◆ REQUIRED WORK
Convert the rows below into a Markdown table, from the first row through the row containing "notification-icon[interactable]: ◔ (1266, 705, 1271, 714)", both included, with columns named No. and Text. Number each row and leave out any blank ones.

◆ EXCERPTED RECORDS
━━━━━━━━━━━━━━━━━━━━━━━━━━━━━━

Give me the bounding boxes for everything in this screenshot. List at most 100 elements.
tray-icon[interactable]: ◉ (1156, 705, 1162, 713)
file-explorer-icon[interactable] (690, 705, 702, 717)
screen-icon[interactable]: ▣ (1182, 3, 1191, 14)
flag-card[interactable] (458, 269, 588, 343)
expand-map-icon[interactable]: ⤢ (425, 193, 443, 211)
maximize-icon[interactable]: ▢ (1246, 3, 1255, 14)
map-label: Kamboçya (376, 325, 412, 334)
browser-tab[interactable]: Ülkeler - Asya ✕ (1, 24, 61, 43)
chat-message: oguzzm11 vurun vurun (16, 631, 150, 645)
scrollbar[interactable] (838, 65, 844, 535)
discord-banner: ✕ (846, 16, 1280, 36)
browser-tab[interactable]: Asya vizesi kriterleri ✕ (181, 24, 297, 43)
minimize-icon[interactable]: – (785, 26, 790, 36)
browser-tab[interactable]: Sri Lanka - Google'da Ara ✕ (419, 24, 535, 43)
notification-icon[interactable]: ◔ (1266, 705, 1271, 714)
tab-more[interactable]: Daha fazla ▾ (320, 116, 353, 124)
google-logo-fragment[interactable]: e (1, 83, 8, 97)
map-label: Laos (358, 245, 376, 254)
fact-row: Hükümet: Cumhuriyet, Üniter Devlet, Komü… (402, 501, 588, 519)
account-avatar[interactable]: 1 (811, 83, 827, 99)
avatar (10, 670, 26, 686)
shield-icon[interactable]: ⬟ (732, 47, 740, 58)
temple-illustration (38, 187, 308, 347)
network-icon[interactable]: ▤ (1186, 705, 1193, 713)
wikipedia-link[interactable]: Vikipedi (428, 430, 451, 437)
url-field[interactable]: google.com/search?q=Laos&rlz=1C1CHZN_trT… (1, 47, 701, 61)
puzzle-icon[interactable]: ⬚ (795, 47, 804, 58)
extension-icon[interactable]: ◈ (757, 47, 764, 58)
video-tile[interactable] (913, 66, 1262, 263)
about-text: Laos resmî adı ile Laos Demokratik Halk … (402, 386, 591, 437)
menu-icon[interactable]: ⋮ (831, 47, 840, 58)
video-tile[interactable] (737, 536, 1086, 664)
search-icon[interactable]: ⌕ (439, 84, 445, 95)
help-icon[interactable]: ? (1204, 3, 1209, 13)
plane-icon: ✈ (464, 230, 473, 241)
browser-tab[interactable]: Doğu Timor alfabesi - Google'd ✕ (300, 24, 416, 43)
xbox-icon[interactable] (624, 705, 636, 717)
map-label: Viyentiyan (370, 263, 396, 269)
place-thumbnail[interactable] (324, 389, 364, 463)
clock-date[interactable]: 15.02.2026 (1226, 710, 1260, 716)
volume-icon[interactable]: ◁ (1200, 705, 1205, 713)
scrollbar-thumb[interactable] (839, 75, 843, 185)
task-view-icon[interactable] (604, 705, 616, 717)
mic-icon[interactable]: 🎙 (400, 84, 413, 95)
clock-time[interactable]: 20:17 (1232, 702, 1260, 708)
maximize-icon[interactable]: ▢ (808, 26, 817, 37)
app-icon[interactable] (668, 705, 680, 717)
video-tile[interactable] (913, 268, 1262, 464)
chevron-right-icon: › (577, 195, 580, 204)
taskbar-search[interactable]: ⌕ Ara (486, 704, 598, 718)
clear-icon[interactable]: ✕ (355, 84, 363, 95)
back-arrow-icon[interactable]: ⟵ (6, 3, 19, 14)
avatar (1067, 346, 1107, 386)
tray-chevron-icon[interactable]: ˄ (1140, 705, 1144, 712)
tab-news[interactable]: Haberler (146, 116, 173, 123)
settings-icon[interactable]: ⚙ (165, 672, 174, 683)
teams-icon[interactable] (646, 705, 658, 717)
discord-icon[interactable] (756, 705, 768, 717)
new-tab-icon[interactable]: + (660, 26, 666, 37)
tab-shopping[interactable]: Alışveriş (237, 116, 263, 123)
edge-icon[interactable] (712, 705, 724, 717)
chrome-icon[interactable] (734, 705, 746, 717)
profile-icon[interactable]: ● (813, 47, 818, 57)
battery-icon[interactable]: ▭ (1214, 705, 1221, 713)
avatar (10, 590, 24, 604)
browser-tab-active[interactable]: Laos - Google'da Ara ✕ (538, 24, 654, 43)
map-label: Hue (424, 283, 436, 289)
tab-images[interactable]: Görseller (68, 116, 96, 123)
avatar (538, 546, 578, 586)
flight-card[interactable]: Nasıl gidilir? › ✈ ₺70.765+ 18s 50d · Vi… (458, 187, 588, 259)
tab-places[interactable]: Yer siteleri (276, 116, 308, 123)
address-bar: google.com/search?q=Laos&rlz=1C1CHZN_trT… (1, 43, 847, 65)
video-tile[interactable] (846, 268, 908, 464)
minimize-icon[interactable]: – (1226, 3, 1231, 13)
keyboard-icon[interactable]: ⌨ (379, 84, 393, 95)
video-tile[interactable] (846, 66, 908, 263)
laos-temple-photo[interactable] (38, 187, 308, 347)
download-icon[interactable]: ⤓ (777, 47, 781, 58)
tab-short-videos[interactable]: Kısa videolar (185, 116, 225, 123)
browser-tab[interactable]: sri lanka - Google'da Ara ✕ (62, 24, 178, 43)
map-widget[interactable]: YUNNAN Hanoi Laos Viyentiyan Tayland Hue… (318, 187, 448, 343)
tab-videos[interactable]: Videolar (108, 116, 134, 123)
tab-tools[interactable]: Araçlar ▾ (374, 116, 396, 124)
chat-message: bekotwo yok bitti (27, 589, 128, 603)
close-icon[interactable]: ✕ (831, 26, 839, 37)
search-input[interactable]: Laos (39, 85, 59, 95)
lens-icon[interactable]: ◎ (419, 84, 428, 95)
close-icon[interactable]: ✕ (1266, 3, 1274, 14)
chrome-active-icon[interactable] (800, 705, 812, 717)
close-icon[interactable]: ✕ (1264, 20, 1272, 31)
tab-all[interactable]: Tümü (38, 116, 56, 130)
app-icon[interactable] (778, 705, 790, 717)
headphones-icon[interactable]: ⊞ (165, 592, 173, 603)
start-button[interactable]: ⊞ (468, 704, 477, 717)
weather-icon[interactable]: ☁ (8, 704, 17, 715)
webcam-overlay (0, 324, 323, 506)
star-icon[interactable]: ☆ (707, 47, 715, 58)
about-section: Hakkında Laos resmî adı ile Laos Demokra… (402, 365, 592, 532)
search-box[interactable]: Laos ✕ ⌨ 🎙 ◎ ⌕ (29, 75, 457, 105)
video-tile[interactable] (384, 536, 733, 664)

━━━━━━━━━━━━━━━━━━━━━━━━━━━━━━

◆ RESPONSE TO THIS EXERCISE
| No. | Text |
|---|---|
| 1 | Give me the bounding boxes for everything in this screenshot. List at most 100 elements. |
| 2 | tray-icon[interactable]: ◉ (1156, 705, 1162, 713) |
| 3 | file-explorer-icon[interactable] (690, 705, 702, 717) |
| 4 | screen-icon[interactable]: ▣ (1182, 3, 1191, 14) |
| 5 | flag-card[interactable] (458, 269, 588, 343) |
| 6 | expand-map-icon[interactable]: ⤢ (425, 193, 443, 211) |
| 7 | maximize-icon[interactable]: ▢ (1246, 3, 1255, 14) |
| 8 | map-label: Kamboçya (376, 325, 412, 334) |
| 9 | browser-tab[interactable]: Ülkeler - Asya ✕ (1, 24, 61, 43) |
| 10 | chat-message: oguzzm11 vurun vurun (16, 631, 150, 645) |
| 11 | scrollbar[interactable] (838, 65, 844, 535) |
| 12 | discord-banner: ✕ (846, 16, 1280, 36) |
| 13 | browser-tab[interactable]: Asya vizesi kriterleri ✕ (181, 24, 297, 43) |
| 14 | minimize-icon[interactable]: – (785, 26, 790, 36) |
| 15 | browser-tab[interactable]: Sri Lanka - Google'da Ara ✕ (419, 24, 535, 43) |
| 16 | notification-icon[interactable]: ◔ (1266, 705, 1271, 714) |